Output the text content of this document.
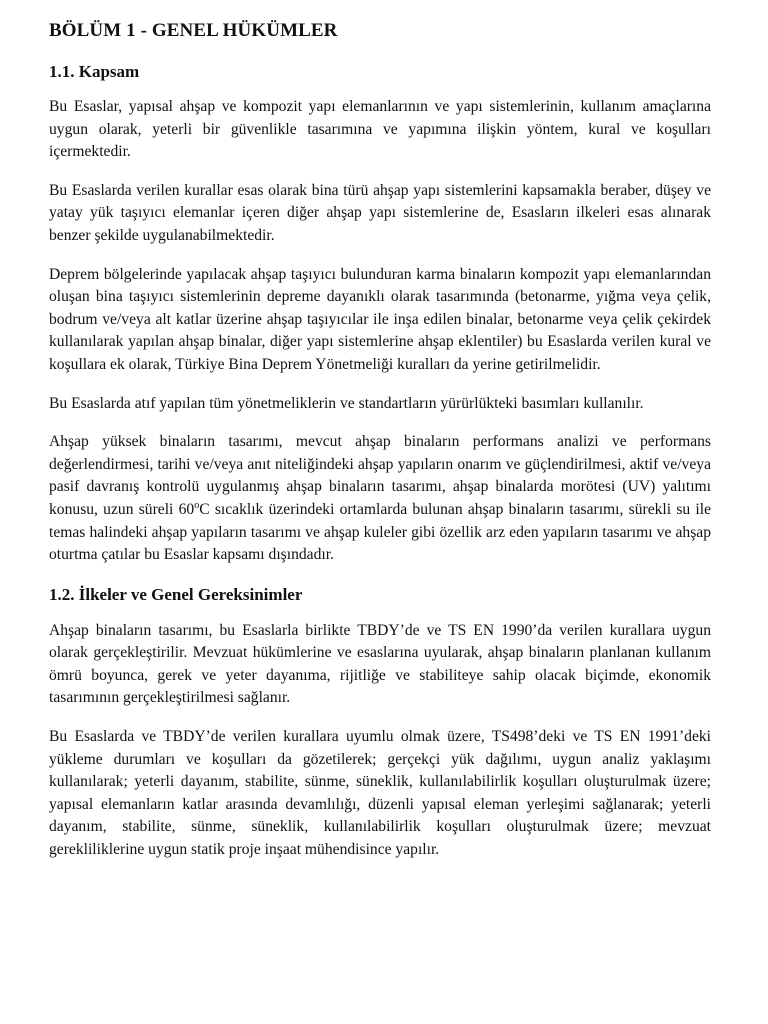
BÖLÜM 1 - GENEL HÜKÜMLER
1.1. Kapsam

Bu Esaslar, yapısal ahşap ve kompozit yapı elemanlarının ve yapı sistemlerinin, kullanım amaçlarına uygun olarak, yeterli bir güvenlikle tasarımına ve yapımına ilişkin yöntem, kural ve koşulları içermektedir.

Bu Esaslarda verilen kurallar esas olarak bina türü ahşap yapı sistemlerini kapsamakla beraber, düşey ve yatay yük taşıyıcı elemanlar içeren diğer ahşap yapı sistemlerine de, Esasların ilkeleri esas alınarak benzer şekilde uygulanabilmektedir.

Deprem bölgelerinde yapılacak ahşap taşıyıcı bulunduran karma binaların kompozit yapı elemanlarından oluşan bina taşıyıcı sistemlerinin depreme dayanıklı olarak tasarımında (betonarme, yığma veya çelik, bodrum ve/veya alt katlar üzerine ahşap taşıyıcılar ile inşa edilen binalar, betonarme veya çelik çekirdek kullanılarak yapılan ahşap binalar, diğer yapı sistemlerine ahşap eklentiler) bu Esaslarda verilen kural ve koşullara ek olarak, Türkiye Bina Deprem Yönetmeliği kuralları da yerine getirilmelidir.

Bu Esaslarda atıf yapılan tüm yönetmeliklerin ve standartların yürürlükteki basımları kullanılır.

Ahşap yüksek binaların tasarımı, mevcut ahşap binaların performans analizi ve performans değerlendirmesi, tarihi ve/veya anıt niteliğindeki ahşap yapıların onarım ve güçlendirilmesi, aktif ve/veya pasif davranış kontrolü uygulanmış ahşap binaların tasarımı, ahşap binalarda morötesi (UV) yalıtımı konusu, uzun süreli 60$^o$C sıcaklık üzerindeki ortamlarda bulunan ahşap binaların tasarımı, sürekli su ile temas halindeki ahşap yapıların tasarımı ve ahşap kuleler gibi özellik arz eden yapıların tasarımı ve ahşap oturtma çatılar bu Esaslar kapsamı dışındadır.

1.2. İlkeler ve Genel Gereksinimler

Ahşap binaların tasarımı, bu Esaslarla birlikte TBDY’de ve TS EN 1990’da verilen kurallara uygun olarak gerçekleştirilir. Mevzuat hükümlerine ve esaslarına uyularak, ahşap binaların planlanan kullanım ömrü boyunca, gerek ve yeter dayanıma, rijitliğe ve stabiliteye sahip olacak biçimde, ekonomik tasarımının gerçekleştirilmesi sağlanır.

Bu Esaslarda ve TBDY’de verilen kurallara uyumlu olmak üzere, TS498’deki ve TS EN 1991’deki yükleme durumları ve koşulları da gözetilerek; gerçekçi yük dağılımı, uygun analiz yaklaşımı kullanılarak; yeterli dayanım, stabilite, sünme, süneklik, kullanılabilirlik koşulları oluşturulmak üzere; yapısal elemanların katlar arasında devamlılığı, düzenli yapısal eleman yerleşimi sağlanarak; yeterli dayanım, stabilite, sünme, süneklik, kullanılabilirlik koşulları oluşturulmak üzere; mevzuat gerekliliklerine uygun statik proje inşaat mühendisince yapılır.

______________________________

TO DO – Show every line of the listing in which the string "sistemlerinin" can be found.

TASK SOLUTION –
Bu Esaslar, yapısal ahşap ve kompozit yapı elemanlarının ve yapı sistemlerinin, kullanım amaçlarına uygun olarak, yeterli bir güvenlikle tasarımına ve yapımına ilişkin yöntem, kural ve koşulları içermektedir.
Deprem bölgelerinde yapılacak ahşap taşıyıcı bulunduran karma binaların kompozit yapı elemanlarından oluşan bina taşıyıcı sistemlerinin depreme dayanıklı olarak tasarımında (betonarme, yığma veya çelik, bodrum ve/veya alt katlar üzerine ahşap taşıyıcılar ile inşa edilen binalar, betonarme veya çelik çekirdek kullanılarak yapılan ahşap binalar, diğer yapı sistemlerine ahşap eklentiler) bu Esaslarda verilen kural ve koşullara ek olarak, Türkiye Bina Deprem Yönetmeliği kuralları da yerine getirilmelidir.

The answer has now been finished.